§ Directions for this task
Count, in the entries, the lines with "hand". Answer with the number only.

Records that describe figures
....
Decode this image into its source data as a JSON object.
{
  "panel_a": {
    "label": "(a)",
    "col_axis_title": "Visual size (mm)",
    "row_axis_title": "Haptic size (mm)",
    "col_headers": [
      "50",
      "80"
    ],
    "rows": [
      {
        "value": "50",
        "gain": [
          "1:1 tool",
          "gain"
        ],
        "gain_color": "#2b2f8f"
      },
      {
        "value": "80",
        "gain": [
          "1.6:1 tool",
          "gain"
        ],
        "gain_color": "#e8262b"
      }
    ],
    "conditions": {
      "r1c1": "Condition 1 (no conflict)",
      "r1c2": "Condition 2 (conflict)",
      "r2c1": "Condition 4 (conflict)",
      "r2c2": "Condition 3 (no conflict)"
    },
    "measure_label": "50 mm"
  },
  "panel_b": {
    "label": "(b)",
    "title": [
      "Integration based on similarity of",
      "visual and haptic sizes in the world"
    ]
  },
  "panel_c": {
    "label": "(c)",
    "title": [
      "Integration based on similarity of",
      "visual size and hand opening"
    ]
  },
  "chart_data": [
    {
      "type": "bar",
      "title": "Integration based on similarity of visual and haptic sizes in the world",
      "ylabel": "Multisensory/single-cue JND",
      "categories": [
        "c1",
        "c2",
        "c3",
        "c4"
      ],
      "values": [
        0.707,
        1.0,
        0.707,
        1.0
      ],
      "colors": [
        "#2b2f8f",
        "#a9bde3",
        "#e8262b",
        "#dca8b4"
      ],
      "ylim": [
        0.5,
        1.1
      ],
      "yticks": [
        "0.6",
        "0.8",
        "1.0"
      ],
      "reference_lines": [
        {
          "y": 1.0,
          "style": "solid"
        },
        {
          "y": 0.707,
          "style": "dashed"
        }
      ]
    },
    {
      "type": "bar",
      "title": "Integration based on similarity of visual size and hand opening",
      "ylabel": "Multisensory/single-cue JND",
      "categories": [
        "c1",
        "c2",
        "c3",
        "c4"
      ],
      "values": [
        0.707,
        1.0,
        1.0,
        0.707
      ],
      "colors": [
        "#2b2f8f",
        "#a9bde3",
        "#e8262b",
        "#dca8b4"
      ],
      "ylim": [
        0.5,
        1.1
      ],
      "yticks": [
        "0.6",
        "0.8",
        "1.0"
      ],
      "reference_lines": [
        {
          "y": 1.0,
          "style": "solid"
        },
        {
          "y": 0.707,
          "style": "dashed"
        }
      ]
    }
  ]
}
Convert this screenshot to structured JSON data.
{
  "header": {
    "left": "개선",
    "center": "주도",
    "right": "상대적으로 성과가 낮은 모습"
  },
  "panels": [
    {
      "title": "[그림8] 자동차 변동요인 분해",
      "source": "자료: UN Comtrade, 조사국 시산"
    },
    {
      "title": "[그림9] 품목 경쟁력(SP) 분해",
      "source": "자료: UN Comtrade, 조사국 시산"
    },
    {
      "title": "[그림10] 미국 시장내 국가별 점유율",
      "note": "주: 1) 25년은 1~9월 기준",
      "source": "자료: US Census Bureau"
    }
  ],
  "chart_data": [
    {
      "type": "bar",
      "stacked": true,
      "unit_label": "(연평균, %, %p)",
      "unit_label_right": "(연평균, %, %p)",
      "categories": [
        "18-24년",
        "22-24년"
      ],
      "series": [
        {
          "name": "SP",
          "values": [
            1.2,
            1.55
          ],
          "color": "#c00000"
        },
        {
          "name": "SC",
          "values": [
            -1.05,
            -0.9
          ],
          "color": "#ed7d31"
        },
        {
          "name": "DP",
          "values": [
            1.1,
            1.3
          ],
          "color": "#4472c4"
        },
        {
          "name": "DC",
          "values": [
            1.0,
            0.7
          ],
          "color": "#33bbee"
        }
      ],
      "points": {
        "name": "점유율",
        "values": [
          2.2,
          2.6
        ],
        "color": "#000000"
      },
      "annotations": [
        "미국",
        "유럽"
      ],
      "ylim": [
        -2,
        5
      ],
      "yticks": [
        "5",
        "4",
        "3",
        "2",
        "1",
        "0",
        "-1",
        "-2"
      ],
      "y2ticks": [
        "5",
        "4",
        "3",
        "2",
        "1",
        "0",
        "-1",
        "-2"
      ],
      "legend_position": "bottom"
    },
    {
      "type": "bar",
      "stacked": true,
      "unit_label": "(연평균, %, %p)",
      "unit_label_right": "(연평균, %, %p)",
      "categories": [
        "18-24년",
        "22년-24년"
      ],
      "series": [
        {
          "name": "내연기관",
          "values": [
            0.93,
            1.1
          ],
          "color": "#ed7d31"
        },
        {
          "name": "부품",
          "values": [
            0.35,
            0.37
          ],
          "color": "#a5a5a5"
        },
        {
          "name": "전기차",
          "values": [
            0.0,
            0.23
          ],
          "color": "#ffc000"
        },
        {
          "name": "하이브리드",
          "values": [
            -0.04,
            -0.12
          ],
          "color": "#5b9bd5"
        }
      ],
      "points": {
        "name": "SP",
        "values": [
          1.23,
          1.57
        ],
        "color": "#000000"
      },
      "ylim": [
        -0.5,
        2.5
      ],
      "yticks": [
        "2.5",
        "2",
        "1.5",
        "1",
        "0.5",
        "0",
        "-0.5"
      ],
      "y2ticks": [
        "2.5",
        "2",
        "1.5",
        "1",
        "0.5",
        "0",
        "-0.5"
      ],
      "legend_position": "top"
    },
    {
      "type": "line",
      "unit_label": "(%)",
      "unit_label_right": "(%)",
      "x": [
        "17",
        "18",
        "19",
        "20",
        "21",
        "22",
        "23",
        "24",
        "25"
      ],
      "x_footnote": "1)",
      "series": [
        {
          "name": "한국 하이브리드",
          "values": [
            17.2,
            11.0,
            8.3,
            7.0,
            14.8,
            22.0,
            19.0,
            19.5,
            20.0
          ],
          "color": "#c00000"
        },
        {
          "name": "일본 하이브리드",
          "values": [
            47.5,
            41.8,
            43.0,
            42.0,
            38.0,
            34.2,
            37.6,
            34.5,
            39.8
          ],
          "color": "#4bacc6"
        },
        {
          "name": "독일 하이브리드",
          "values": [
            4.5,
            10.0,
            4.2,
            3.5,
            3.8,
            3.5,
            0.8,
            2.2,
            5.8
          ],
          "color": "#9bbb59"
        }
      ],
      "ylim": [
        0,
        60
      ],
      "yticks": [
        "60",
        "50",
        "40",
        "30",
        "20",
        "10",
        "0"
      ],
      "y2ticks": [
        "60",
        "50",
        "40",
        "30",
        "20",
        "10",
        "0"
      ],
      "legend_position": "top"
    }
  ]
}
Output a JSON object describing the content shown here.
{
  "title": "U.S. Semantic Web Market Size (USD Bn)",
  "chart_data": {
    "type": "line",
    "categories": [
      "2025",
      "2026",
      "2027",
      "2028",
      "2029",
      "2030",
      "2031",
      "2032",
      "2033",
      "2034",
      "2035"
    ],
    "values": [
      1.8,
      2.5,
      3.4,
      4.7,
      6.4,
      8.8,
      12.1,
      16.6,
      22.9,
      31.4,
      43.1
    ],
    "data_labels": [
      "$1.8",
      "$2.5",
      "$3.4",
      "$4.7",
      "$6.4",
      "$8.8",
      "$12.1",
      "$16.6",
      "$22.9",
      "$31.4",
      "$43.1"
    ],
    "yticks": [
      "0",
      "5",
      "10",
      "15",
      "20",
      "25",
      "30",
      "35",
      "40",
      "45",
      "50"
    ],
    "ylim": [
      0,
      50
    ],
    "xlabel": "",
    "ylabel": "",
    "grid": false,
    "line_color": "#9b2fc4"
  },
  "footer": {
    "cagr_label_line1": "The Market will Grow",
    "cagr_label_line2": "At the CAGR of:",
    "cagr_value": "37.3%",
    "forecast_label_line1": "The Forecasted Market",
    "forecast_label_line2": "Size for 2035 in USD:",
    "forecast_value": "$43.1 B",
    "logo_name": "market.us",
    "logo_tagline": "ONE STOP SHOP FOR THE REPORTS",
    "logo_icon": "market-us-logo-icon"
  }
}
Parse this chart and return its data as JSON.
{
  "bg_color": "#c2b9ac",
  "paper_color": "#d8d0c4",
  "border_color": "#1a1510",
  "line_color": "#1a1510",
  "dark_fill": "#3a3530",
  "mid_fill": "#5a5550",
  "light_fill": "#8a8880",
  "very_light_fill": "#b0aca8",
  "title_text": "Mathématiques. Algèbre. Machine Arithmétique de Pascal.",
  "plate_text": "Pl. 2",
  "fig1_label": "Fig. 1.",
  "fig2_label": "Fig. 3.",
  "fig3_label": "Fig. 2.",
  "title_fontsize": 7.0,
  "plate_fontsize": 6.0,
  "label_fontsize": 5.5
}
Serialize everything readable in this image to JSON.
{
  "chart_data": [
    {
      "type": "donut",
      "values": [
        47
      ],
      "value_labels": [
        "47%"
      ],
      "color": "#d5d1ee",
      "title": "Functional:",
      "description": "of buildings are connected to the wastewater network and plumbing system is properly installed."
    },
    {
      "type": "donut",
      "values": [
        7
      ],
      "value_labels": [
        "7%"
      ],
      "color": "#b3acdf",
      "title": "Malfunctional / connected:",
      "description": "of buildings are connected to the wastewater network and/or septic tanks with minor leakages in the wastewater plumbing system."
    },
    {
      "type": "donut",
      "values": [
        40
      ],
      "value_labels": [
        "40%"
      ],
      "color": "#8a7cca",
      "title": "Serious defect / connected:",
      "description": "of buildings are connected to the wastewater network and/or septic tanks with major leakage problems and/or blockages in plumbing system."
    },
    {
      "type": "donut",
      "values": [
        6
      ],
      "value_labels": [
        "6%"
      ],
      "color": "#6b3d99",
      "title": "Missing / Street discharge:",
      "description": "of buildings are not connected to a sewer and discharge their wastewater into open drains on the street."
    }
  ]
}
....
§ Completed exercise
2